◆ **Stated problem**
Take every line from the listing below that contains "labels".

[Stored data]

....

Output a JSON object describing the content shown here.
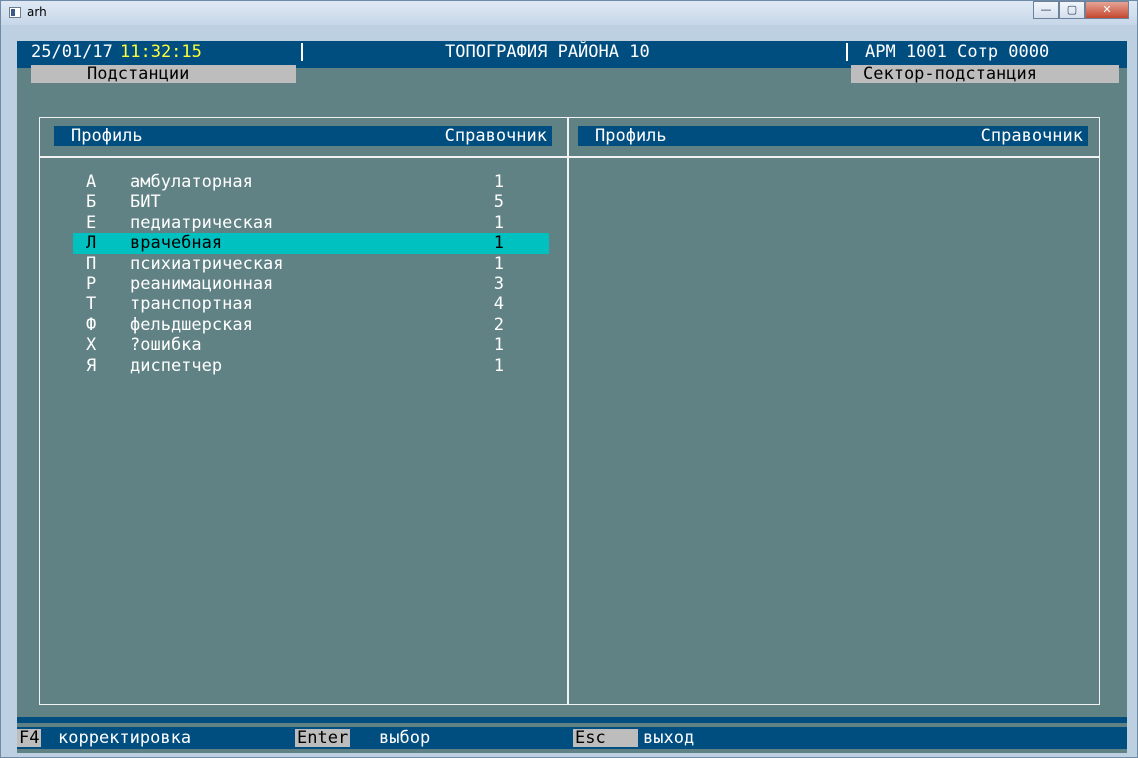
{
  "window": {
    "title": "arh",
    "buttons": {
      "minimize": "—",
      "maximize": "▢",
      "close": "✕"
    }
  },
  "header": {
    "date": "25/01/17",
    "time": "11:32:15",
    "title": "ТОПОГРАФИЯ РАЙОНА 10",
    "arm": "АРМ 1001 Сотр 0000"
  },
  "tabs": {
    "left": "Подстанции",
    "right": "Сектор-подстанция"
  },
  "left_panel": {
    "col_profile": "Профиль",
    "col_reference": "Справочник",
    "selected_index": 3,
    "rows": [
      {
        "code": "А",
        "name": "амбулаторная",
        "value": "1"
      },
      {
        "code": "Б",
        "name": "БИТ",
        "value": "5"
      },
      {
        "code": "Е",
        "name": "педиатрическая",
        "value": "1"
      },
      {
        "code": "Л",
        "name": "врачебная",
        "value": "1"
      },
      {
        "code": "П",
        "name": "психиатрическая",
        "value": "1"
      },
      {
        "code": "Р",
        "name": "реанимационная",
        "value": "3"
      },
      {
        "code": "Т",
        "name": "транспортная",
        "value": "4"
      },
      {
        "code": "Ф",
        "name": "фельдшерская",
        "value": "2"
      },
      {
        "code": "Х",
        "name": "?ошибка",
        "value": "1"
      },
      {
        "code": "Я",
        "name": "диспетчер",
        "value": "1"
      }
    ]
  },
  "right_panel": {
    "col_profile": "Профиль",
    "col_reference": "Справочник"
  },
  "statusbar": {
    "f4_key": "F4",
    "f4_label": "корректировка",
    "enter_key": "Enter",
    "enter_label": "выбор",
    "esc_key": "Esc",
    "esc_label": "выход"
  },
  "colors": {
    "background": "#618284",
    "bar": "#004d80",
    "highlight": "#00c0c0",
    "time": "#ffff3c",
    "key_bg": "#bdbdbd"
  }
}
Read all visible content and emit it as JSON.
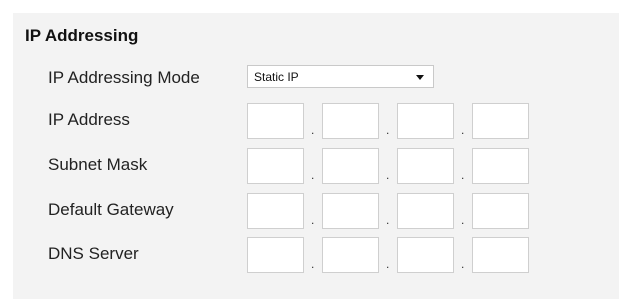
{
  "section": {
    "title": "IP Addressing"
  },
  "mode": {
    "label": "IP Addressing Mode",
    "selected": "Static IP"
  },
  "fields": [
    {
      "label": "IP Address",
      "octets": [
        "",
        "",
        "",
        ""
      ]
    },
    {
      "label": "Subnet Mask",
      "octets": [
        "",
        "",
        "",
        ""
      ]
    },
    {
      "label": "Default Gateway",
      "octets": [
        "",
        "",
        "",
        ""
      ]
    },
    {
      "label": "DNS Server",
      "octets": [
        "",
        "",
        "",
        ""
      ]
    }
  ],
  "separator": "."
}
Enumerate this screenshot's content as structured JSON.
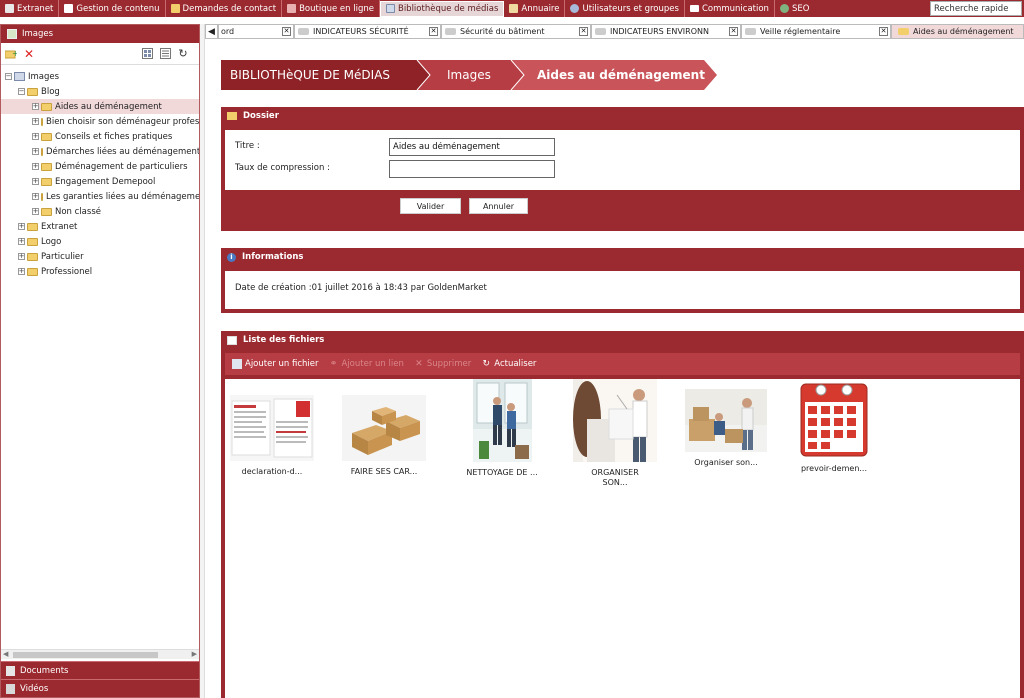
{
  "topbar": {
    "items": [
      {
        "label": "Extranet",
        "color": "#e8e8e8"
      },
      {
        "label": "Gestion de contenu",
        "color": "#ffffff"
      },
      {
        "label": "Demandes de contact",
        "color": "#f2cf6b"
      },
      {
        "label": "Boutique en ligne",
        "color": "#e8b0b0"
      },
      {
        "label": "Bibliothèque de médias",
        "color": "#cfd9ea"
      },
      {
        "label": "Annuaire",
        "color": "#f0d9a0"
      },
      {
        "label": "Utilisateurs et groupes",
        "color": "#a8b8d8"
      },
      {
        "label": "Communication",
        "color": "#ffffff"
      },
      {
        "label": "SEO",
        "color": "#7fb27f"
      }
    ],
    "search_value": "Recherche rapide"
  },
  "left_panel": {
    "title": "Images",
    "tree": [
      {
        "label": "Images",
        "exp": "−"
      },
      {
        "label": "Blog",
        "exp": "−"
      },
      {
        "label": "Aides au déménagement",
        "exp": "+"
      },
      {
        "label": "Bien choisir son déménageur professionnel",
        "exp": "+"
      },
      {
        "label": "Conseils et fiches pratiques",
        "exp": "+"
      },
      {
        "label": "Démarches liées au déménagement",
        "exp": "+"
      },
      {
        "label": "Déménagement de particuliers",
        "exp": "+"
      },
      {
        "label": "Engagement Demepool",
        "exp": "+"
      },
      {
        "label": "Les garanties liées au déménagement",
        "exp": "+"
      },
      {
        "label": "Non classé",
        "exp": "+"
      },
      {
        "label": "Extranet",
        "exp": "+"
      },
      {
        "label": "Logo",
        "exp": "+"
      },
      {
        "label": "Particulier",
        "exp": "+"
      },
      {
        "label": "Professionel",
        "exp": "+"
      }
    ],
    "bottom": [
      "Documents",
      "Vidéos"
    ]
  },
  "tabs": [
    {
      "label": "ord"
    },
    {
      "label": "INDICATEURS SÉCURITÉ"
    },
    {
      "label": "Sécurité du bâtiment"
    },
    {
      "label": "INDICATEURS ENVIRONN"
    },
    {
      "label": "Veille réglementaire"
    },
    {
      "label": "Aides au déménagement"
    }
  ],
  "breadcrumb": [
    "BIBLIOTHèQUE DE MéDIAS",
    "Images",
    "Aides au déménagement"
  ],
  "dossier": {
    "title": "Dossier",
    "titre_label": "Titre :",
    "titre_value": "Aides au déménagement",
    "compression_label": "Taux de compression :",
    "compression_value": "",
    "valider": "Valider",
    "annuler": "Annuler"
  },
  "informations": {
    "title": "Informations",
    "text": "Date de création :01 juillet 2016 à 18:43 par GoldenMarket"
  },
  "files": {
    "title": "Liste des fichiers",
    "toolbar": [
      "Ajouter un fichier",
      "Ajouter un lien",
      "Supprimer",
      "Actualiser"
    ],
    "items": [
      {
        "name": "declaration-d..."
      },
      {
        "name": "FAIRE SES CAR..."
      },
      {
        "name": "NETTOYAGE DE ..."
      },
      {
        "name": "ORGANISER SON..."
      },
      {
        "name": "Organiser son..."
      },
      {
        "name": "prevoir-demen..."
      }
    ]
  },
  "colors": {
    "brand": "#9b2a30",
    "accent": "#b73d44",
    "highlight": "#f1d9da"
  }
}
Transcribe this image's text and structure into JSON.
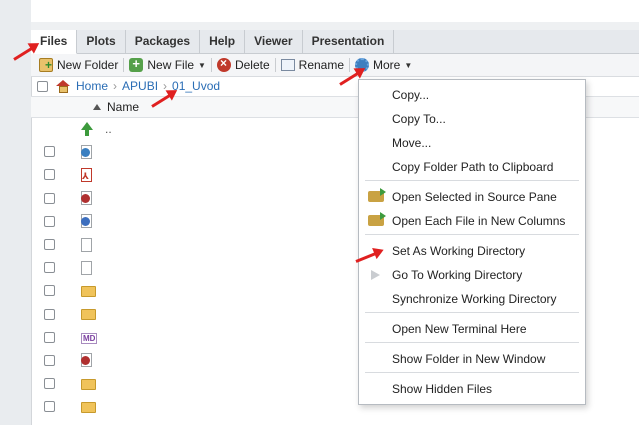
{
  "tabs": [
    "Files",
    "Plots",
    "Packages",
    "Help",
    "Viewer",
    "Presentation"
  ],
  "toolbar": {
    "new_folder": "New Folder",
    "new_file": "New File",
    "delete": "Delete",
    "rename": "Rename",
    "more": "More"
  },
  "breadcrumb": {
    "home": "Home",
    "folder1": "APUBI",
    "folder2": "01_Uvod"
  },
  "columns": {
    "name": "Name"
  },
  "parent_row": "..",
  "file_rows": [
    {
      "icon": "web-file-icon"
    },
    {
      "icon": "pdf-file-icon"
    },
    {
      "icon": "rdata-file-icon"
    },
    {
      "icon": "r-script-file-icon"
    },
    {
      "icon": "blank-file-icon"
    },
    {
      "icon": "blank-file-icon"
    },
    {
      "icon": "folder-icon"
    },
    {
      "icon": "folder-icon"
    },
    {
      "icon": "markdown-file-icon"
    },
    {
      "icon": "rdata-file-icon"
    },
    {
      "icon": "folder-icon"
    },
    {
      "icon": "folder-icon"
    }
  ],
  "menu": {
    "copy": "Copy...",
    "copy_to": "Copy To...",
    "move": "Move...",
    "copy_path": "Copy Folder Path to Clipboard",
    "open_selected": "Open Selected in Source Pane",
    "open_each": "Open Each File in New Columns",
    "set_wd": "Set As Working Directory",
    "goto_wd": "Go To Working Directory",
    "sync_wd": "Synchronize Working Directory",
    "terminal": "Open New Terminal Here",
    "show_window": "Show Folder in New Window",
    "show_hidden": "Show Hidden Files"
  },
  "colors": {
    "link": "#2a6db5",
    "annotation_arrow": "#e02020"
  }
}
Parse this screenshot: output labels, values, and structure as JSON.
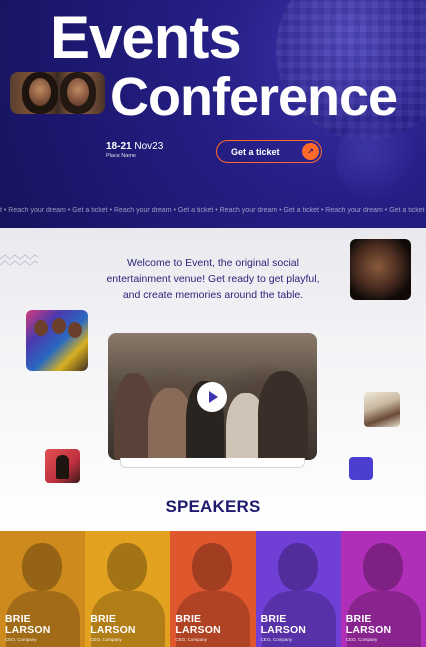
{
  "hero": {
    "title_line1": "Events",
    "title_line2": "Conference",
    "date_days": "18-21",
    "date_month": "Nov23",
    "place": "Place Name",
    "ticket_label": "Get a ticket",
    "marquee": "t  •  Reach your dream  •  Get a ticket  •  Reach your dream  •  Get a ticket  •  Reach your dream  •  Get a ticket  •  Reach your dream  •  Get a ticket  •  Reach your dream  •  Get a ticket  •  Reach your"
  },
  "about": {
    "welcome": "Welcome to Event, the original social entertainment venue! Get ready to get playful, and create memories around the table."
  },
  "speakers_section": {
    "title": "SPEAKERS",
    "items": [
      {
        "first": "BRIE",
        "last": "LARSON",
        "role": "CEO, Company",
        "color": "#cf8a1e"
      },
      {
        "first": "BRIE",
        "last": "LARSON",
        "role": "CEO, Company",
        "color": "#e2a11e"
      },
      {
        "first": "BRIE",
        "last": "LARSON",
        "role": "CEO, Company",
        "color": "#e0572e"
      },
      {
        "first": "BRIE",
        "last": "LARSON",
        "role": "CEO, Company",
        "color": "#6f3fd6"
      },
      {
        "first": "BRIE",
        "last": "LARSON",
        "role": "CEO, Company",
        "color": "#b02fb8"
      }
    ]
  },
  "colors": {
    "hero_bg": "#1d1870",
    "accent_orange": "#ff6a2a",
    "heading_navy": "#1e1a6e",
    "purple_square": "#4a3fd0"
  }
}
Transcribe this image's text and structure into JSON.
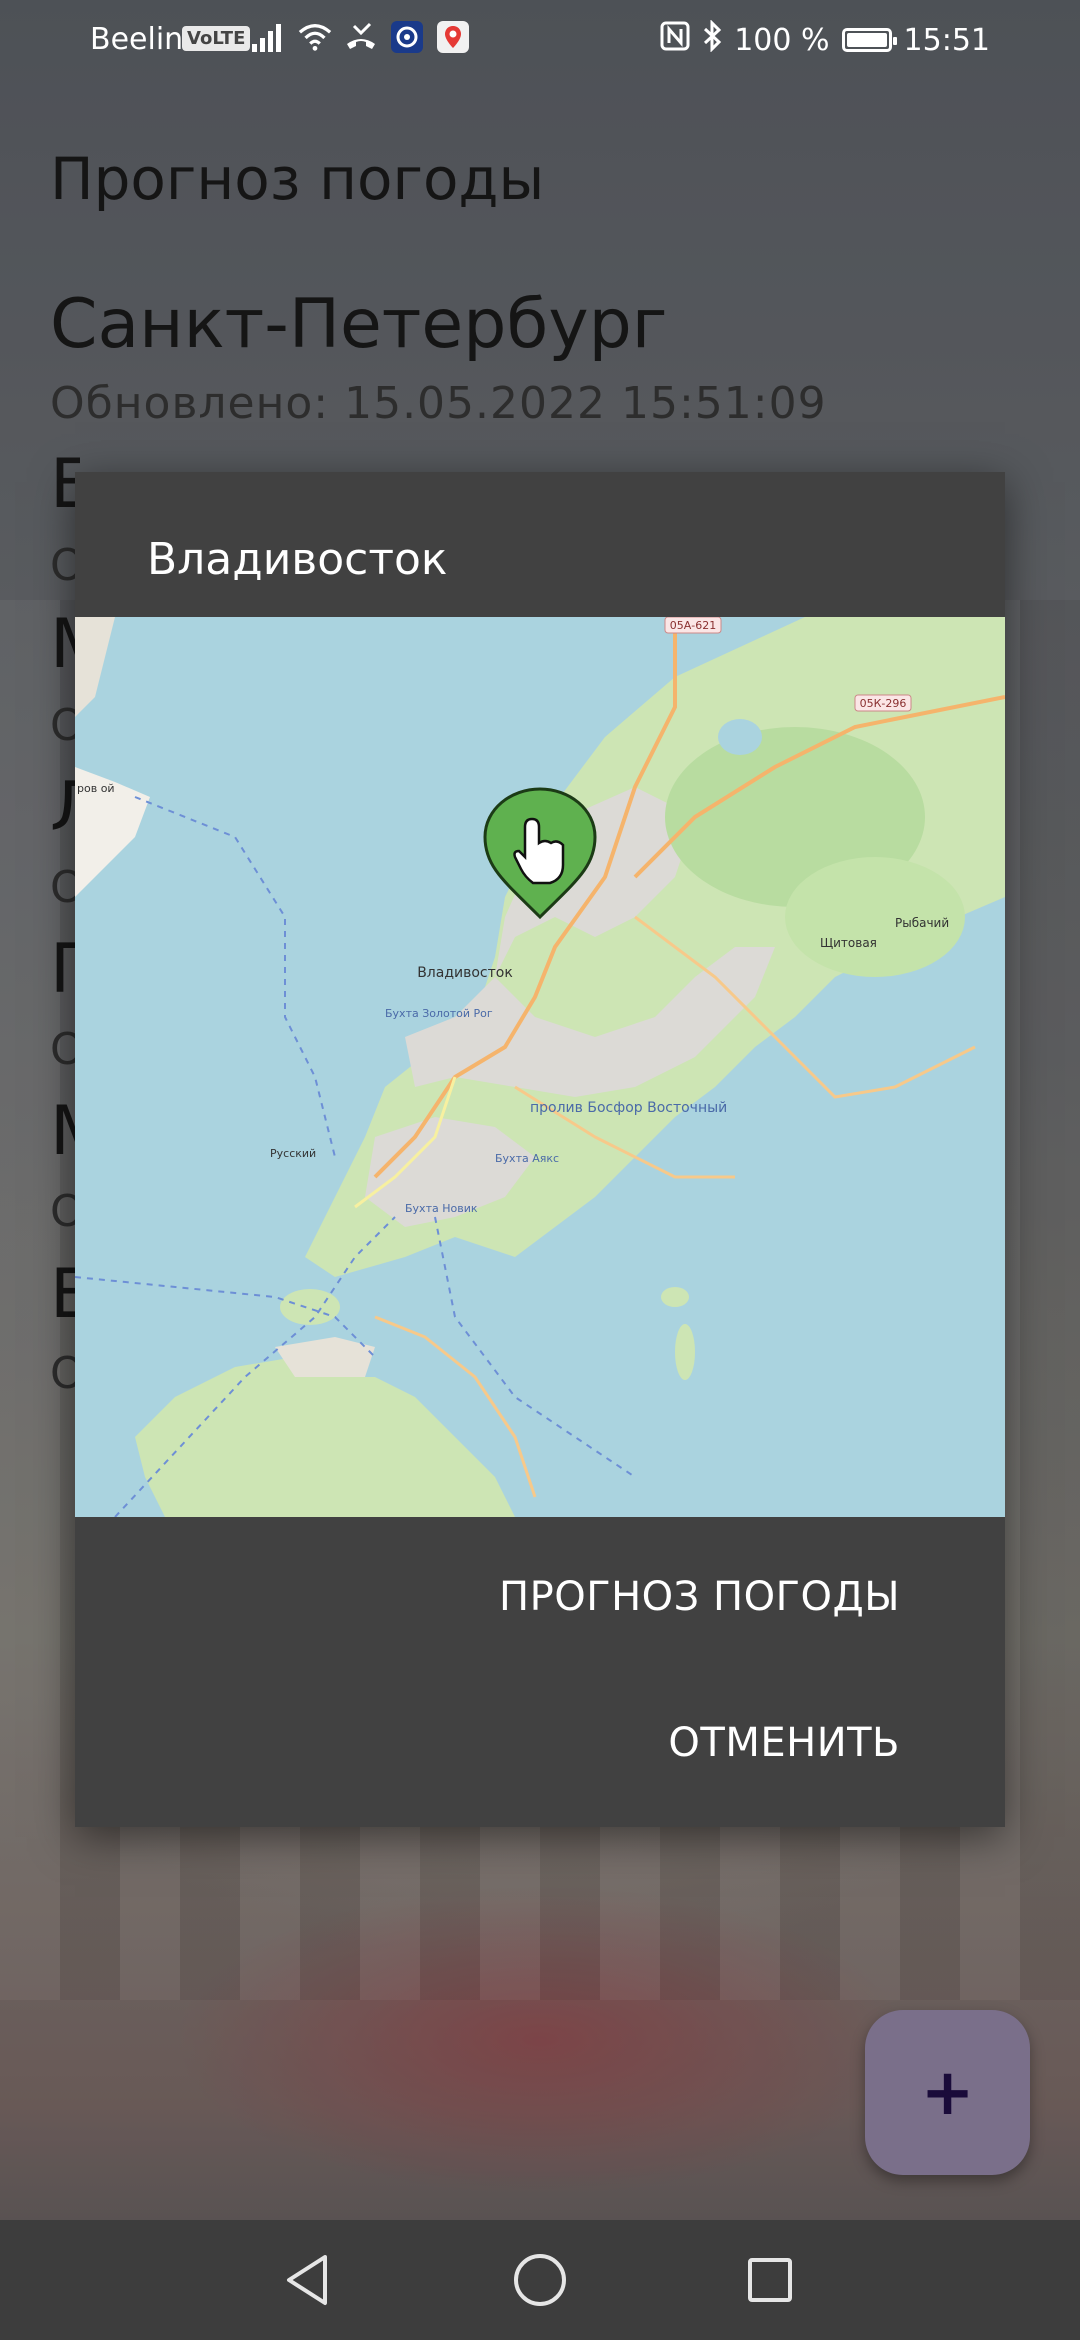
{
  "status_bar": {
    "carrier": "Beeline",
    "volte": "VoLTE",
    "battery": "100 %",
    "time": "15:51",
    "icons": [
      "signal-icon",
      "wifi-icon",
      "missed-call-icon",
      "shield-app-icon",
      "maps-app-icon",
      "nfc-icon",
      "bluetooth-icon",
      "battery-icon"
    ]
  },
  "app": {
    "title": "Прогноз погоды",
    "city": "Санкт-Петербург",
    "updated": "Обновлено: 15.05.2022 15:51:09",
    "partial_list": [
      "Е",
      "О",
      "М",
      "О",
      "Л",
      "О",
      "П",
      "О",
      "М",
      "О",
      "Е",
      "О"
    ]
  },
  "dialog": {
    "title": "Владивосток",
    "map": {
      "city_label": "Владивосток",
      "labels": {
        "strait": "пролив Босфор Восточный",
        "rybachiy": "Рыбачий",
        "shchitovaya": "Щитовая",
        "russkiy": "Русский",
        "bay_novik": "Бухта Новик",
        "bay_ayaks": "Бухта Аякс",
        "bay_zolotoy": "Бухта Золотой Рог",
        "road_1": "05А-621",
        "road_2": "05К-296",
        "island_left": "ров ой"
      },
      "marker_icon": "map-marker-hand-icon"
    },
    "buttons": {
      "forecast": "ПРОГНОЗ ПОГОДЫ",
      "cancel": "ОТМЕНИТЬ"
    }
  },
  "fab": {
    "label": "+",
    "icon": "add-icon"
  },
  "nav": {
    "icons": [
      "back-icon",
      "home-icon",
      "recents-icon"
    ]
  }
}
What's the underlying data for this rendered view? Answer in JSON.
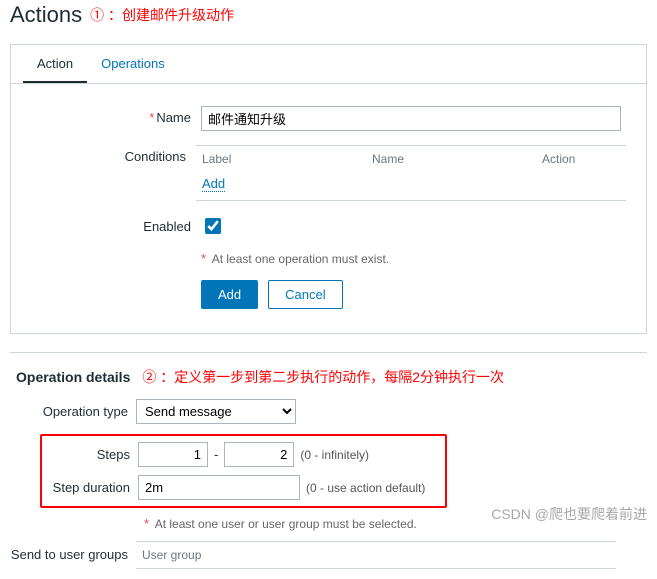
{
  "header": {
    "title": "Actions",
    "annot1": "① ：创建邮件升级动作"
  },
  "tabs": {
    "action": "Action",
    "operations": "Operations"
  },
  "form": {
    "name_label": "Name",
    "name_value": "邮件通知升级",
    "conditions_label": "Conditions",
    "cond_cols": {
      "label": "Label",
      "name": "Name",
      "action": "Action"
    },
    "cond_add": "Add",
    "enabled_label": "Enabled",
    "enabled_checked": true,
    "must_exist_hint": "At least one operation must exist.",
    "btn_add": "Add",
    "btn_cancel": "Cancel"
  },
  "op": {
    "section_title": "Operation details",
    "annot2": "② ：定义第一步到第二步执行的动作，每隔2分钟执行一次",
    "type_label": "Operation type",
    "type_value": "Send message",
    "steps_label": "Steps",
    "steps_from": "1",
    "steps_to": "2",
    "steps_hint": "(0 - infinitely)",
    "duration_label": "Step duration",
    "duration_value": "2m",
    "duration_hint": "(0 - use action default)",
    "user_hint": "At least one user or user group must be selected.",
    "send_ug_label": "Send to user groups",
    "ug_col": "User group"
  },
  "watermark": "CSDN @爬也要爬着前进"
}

....

◆ **Expected answer**
Parse this screenshot: output labels, values, and structure as JSON.
      "labels": {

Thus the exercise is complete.